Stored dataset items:
== == ==

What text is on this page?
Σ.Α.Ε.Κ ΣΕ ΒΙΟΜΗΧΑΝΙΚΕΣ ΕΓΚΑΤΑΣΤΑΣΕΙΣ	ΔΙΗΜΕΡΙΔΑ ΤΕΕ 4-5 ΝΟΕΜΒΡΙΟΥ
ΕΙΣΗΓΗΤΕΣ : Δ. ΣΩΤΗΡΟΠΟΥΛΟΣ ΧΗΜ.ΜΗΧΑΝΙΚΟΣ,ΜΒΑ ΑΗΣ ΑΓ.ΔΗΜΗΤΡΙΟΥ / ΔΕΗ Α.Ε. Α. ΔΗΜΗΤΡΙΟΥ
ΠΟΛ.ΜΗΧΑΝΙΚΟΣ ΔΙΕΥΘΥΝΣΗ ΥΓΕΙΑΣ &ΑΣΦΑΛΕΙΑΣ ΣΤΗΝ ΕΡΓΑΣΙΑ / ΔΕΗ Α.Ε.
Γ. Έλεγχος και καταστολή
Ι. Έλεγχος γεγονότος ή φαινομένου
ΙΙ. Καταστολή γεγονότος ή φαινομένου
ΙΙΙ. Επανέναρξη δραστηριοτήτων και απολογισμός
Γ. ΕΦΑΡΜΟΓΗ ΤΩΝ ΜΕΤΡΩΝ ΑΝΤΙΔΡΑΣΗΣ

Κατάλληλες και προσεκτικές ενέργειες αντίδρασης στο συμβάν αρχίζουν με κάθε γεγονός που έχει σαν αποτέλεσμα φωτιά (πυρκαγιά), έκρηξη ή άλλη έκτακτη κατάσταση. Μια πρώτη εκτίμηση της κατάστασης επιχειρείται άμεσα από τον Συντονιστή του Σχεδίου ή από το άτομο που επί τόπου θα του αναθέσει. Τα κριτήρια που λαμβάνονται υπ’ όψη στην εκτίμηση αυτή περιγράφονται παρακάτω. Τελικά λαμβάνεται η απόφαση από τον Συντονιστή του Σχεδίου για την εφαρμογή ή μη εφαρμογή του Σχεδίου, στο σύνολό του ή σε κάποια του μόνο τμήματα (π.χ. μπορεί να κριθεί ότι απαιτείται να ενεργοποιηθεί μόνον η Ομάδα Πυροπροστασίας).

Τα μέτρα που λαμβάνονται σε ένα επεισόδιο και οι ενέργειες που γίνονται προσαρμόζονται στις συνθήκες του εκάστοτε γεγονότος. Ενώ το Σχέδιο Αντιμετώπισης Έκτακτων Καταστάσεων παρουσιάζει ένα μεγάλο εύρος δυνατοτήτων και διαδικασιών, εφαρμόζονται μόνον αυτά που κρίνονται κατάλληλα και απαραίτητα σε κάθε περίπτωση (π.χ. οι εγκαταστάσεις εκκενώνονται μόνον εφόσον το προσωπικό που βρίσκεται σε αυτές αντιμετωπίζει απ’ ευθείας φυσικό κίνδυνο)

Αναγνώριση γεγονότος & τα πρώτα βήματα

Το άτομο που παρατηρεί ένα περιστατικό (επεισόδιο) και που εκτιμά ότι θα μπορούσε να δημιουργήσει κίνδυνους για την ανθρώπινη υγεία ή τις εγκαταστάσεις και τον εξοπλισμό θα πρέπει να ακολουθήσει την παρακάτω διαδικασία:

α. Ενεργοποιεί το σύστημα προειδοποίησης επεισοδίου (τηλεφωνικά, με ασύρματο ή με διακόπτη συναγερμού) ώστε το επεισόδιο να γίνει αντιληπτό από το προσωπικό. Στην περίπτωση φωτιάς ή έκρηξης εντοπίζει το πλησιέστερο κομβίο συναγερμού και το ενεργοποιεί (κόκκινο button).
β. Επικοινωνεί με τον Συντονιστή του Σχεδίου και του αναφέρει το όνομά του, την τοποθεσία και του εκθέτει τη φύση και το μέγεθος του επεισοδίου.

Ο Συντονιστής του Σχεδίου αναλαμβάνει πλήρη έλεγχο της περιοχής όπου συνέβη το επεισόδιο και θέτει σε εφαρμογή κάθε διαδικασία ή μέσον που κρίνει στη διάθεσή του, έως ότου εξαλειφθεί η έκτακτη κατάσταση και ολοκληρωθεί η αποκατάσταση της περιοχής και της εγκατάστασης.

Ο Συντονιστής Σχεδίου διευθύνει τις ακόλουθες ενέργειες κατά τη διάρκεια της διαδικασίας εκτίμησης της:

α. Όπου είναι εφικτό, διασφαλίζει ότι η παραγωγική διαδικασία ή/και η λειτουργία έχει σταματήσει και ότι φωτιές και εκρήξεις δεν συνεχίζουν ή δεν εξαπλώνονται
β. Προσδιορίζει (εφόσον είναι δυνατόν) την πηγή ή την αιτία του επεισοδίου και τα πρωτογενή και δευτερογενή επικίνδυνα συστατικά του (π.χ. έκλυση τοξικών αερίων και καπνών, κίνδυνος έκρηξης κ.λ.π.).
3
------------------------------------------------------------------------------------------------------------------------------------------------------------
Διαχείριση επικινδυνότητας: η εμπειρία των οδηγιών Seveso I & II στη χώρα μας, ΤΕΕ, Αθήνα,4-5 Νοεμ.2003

== == ==

--- What the exercise asks ---
Gather each line of the records holding the string "Συντονιστής".

--- Response to the task ---
Ο Συντονιστής του Σχεδίου αναλαμβάνει πλήρη έλεγχο της περιοχής όπου συνέβη το επεισόδιο και θέτει σε εφαρμογή κάθε διαδικασία ή μέσον που κρίνει στη διάθεσή του, έως ότου εξαλειφθεί η έκτακτη κατάσταση και ολοκληρωθεί η αποκατάσταση της περιοχής και της εγκατάστασης.
Ο Συντονιστής Σχεδίου διευθύνει τις ακόλουθες ενέργειες κατά τη διάρκεια της διαδικασίας εκτίμησης της:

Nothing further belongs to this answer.